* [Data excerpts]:
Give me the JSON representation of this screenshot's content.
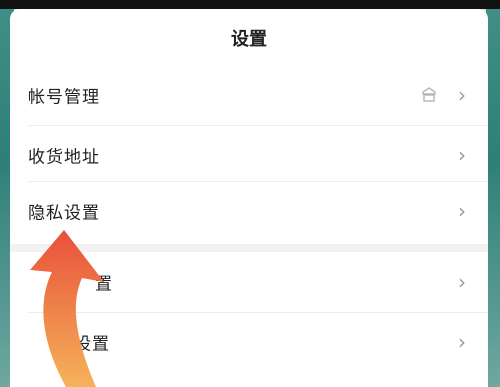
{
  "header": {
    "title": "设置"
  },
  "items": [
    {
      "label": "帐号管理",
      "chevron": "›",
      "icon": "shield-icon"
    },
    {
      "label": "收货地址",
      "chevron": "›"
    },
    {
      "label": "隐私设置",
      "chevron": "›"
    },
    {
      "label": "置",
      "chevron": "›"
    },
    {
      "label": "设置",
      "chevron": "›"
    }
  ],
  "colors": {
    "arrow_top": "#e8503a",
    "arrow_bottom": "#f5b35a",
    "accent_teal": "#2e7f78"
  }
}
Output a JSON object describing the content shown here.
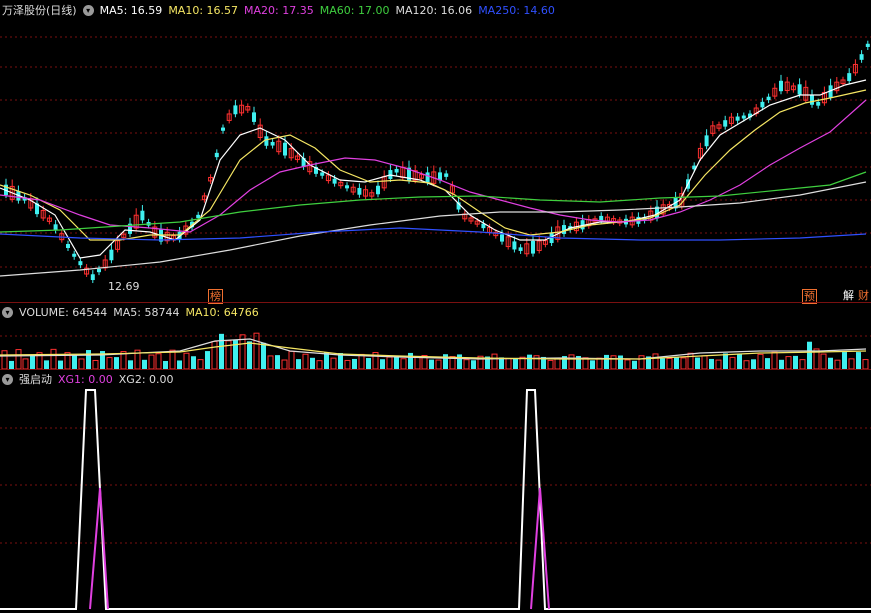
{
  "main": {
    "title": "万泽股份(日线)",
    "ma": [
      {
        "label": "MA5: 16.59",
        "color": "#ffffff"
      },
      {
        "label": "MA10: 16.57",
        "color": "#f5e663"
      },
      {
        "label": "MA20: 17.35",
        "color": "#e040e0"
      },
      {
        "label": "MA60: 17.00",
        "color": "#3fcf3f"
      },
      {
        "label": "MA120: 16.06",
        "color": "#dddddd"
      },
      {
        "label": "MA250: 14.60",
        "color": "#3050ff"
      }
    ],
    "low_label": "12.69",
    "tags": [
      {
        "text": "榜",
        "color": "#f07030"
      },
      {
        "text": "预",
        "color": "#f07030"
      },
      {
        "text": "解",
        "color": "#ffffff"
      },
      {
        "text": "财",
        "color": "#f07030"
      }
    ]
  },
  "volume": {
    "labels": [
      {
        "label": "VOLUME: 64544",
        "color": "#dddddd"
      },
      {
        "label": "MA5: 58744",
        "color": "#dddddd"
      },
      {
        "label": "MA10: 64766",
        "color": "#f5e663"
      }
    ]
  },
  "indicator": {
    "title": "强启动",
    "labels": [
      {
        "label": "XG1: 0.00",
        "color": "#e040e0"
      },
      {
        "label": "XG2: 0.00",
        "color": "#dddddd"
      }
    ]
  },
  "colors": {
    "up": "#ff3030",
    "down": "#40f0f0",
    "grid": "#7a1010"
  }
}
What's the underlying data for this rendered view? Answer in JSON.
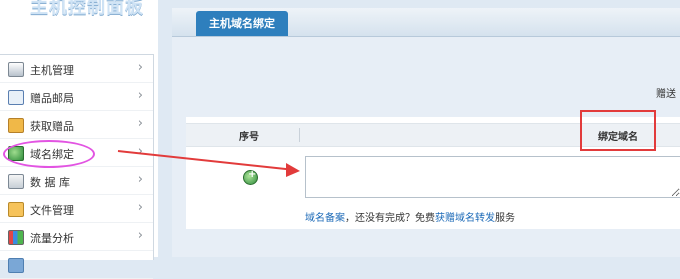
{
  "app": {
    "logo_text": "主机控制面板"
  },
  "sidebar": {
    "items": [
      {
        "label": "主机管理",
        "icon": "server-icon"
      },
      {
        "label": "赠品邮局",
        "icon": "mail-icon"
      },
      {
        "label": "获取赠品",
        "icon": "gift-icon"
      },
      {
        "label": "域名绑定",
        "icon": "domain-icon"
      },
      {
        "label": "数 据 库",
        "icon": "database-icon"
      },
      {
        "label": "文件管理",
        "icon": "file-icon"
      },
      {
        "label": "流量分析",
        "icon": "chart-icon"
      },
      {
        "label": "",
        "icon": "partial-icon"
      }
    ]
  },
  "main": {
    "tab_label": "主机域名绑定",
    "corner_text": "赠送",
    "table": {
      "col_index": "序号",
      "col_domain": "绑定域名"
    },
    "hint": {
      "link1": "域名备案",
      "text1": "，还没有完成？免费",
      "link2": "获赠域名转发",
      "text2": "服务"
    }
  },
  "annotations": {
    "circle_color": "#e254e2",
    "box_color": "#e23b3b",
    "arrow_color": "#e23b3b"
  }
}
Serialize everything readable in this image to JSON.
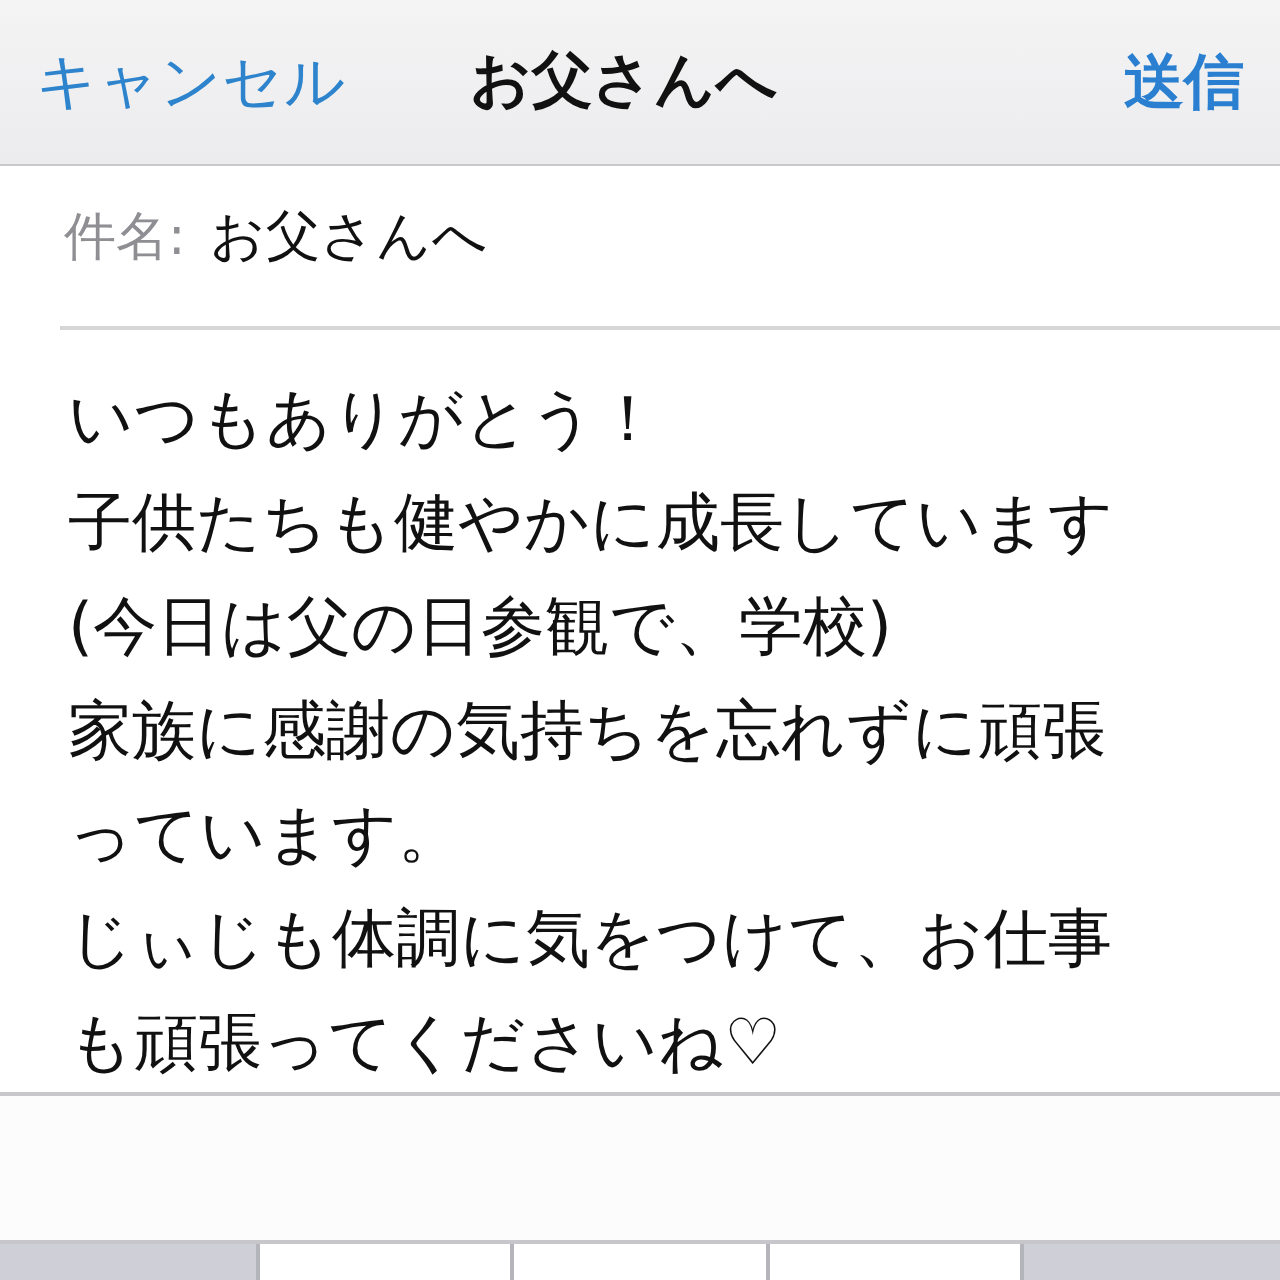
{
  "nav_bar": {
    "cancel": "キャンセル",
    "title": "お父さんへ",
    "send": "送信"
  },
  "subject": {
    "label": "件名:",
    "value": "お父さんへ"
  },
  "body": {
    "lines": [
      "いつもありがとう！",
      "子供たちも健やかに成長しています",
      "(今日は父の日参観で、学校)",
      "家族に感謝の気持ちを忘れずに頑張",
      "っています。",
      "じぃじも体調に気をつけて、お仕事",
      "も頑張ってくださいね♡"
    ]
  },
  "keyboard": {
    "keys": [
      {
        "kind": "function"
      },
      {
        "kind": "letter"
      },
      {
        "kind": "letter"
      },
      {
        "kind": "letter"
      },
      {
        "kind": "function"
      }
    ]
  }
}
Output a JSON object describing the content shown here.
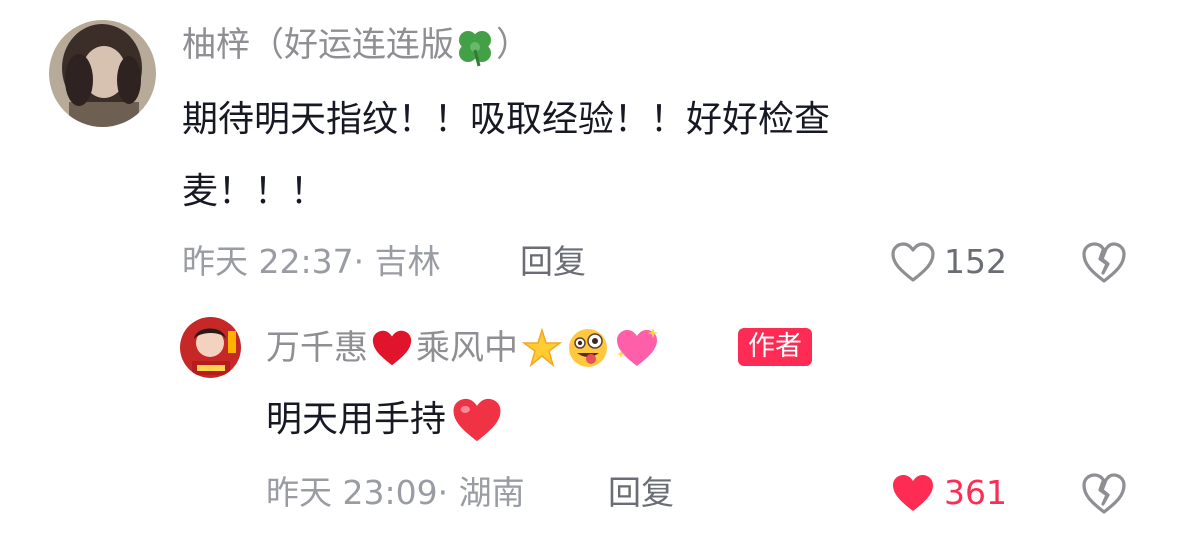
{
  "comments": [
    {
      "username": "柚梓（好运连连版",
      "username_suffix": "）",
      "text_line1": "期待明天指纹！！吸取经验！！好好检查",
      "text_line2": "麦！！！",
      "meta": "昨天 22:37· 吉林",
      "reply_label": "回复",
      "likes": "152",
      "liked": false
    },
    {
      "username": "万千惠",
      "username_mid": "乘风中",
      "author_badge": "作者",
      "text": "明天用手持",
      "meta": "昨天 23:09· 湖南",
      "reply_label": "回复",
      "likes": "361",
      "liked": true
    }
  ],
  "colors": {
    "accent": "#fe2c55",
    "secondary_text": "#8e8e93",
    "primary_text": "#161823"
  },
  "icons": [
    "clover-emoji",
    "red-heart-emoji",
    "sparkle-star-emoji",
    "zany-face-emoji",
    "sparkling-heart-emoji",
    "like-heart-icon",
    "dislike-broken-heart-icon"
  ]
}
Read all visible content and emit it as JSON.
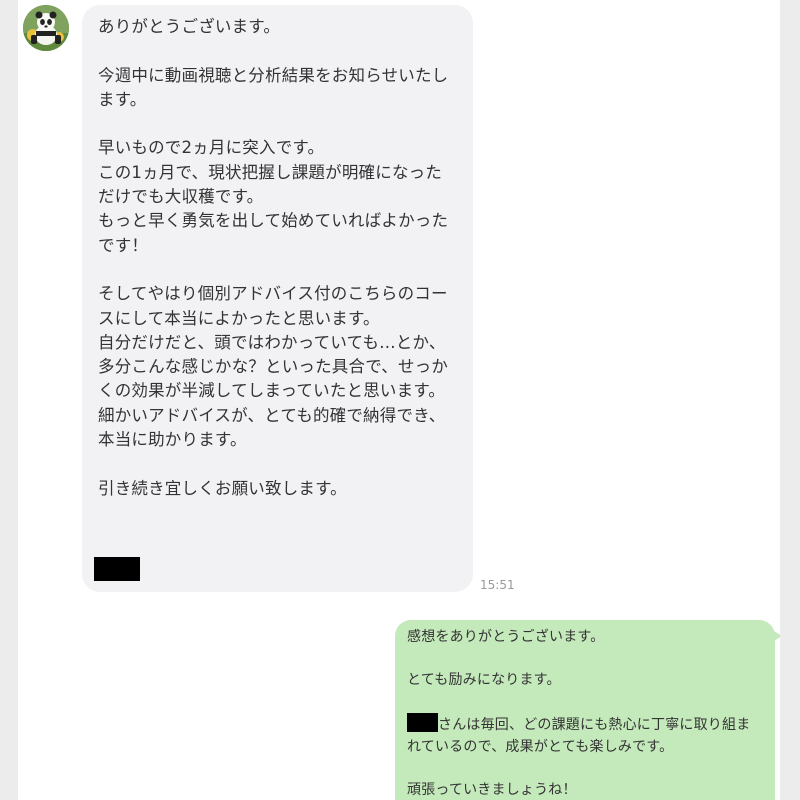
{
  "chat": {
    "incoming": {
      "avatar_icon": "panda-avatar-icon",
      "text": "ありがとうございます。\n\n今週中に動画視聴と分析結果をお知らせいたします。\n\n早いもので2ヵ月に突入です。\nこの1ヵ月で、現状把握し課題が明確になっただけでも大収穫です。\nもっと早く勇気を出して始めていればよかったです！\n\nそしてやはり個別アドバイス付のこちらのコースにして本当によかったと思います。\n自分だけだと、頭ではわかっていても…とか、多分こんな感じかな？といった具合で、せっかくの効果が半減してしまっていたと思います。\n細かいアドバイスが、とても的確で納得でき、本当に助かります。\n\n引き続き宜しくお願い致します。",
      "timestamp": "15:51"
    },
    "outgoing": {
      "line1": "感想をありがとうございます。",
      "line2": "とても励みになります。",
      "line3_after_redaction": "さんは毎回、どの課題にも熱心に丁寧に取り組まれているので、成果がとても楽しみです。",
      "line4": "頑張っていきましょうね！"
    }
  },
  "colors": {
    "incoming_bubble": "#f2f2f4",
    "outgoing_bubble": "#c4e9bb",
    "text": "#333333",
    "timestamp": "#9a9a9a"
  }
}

* [INSTRUCTION]: Without the pictures, reproduce every line of the records above exactly.

* [COMPLETED EXERCISE]:
Give me the JSON representation of this screenshot's content.
{
  "header": {
    "title": "设置"
  },
  "items": [
    {
      "label": "帐号管理",
      "chevron": "›",
      "icon": "shield-icon"
    },
    {
      "label": "收货地址",
      "chevron": "›"
    },
    {
      "label": "隐私设置",
      "chevron": "›"
    },
    {
      "label": "置",
      "chevron": "›"
    },
    {
      "label": "设置",
      "chevron": "›"
    }
  ],
  "colors": {
    "arrow_top": "#e8503a",
    "arrow_bottom": "#f5b35a",
    "accent_teal": "#2e7f78"
  }
}
Output a JSON object describing the content shown here.
{
  "main": {
    "title": "万泽股份(日线)",
    "ma": [
      {
        "label": "MA5: 16.59",
        "color": "#ffffff"
      },
      {
        "label": "MA10: 16.57",
        "color": "#f5e663"
      },
      {
        "label": "MA20: 17.35",
        "color": "#e040e0"
      },
      {
        "label": "MA60: 17.00",
        "color": "#3fcf3f"
      },
      {
        "label": "MA120: 16.06",
        "color": "#dddddd"
      },
      {
        "label": "MA250: 14.60",
        "color": "#3050ff"
      }
    ],
    "low_label": "12.69",
    "tags": [
      {
        "text": "榜",
        "color": "#f07030"
      },
      {
        "text": "预",
        "color": "#f07030"
      },
      {
        "text": "解",
        "color": "#ffffff"
      },
      {
        "text": "财",
        "color": "#f07030"
      }
    ]
  },
  "volume": {
    "labels": [
      {
        "label": "VOLUME: 64544",
        "color": "#dddddd"
      },
      {
        "label": "MA5: 58744",
        "color": "#dddddd"
      },
      {
        "label": "MA10: 64766",
        "color": "#f5e663"
      }
    ]
  },
  "indicator": {
    "title": "强启动",
    "labels": [
      {
        "label": "XG1: 0.00",
        "color": "#e040e0"
      },
      {
        "label": "XG2: 0.00",
        "color": "#dddddd"
      }
    ]
  },
  "colors": {
    "up": "#ff3030",
    "down": "#40f0f0",
    "grid": "#7a1010"
  }
}
What's the underlying data for this rendered view? Answer in JSON.
{
  "app": {
    "logo_text": "主机控制面板"
  },
  "sidebar": {
    "items": [
      {
        "label": "主机管理",
        "icon": "server-icon"
      },
      {
        "label": "赠品邮局",
        "icon": "mail-icon"
      },
      {
        "label": "获取赠品",
        "icon": "gift-icon"
      },
      {
        "label": "域名绑定",
        "icon": "domain-icon"
      },
      {
        "label": "数 据 库",
        "icon": "database-icon"
      },
      {
        "label": "文件管理",
        "icon": "file-icon"
      },
      {
        "label": "流量分析",
        "icon": "chart-icon"
      },
      {
        "label": "",
        "icon": "partial-icon"
      }
    ]
  },
  "main": {
    "tab_label": "主机域名绑定",
    "corner_text": "赠送",
    "table": {
      "col_index": "序号",
      "col_domain": "绑定域名"
    },
    "hint": {
      "link1": "域名备案",
      "text1": "，还没有完成？免费",
      "link2": "获赠域名转发",
      "text2": "服务"
    }
  },
  "annotations": {
    "circle_color": "#e254e2",
    "box_color": "#e23b3b",
    "arrow_color": "#e23b3b"
  }
}
Serialize everything readable in this image to JSON.
{
  "nav_bar": {
    "cancel": "キャンセル",
    "title": "お父さんへ",
    "send": "送信"
  },
  "subject": {
    "label": "件名:",
    "value": "お父さんへ"
  },
  "body": {
    "lines": [
      "いつもありがとう！",
      "子供たちも健やかに成長しています",
      "(今日は父の日参観で、学校)",
      "家族に感謝の気持ちを忘れずに頑張",
      "っています。",
      "じぃじも体調に気をつけて、お仕事",
      "も頑張ってくださいね♡"
    ]
  },
  "keyboard": {
    "keys": [
      {
        "kind": "function"
      },
      {
        "kind": "letter"
      },
      {
        "kind": "letter"
      },
      {
        "kind": "letter"
      },
      {
        "kind": "function"
      }
    ]
  }
}
Output a JSON object describing the content shown here.
{
  "comments": [
    {
      "username": "柚梓（好运连连版",
      "username_suffix": "）",
      "text_line1": "期待明天指纹！！吸取经验！！好好检查",
      "text_line2": "麦！！！",
      "meta": "昨天 22:37· 吉林",
      "reply_label": "回复",
      "likes": "152",
      "liked": false
    },
    {
      "username": "万千惠",
      "username_mid": "乘风中",
      "author_badge": "作者",
      "text": "明天用手持",
      "meta": "昨天 23:09· 湖南",
      "reply_label": "回复",
      "likes": "361",
      "liked": true
    }
  ],
  "colors": {
    "accent": "#fe2c55",
    "secondary_text": "#8e8e93",
    "primary_text": "#161823"
  },
  "icons": [
    "clover-emoji",
    "red-heart-emoji",
    "sparkle-star-emoji",
    "zany-face-emoji",
    "sparkling-heart-emoji",
    "like-heart-icon",
    "dislike-broken-heart-icon"
  ]
}
Read all visible content and emit it as JSON.
{
  "chat": {
    "incoming": {
      "avatar_icon": "panda-avatar-icon",
      "text": "ありがとうございます。\n\n今週中に動画視聴と分析結果をお知らせいたします。\n\n早いもので2ヵ月に突入です。\nこの1ヵ月で、現状把握し課題が明確になっただけでも大収穫です。\nもっと早く勇気を出して始めていればよかったです！\n\nそしてやはり個別アドバイス付のこちらのコースにして本当によかったと思います。\n自分だけだと、頭ではわかっていても…とか、多分こんな感じかな？といった具合で、せっかくの効果が半減してしまっていたと思います。\n細かいアドバイスが、とても的確で納得でき、本当に助かります。\n\n引き続き宜しくお願い致します。",
      "timestamp": "15:51"
    },
    "outgoing": {
      "line1": "感想をありがとうございます。",
      "line2": "とても励みになります。",
      "line3_after_redaction": "さんは毎回、どの課題にも熱心に丁寧に取り組まれているので、成果がとても楽しみです。",
      "line4": "頑張っていきましょうね！"
    }
  },
  "colors": {
    "incoming_bubble": "#f2f2f4",
    "outgoing_bubble": "#c4e9bb",
    "text": "#333333",
    "timestamp": "#9a9a9a"
  }
}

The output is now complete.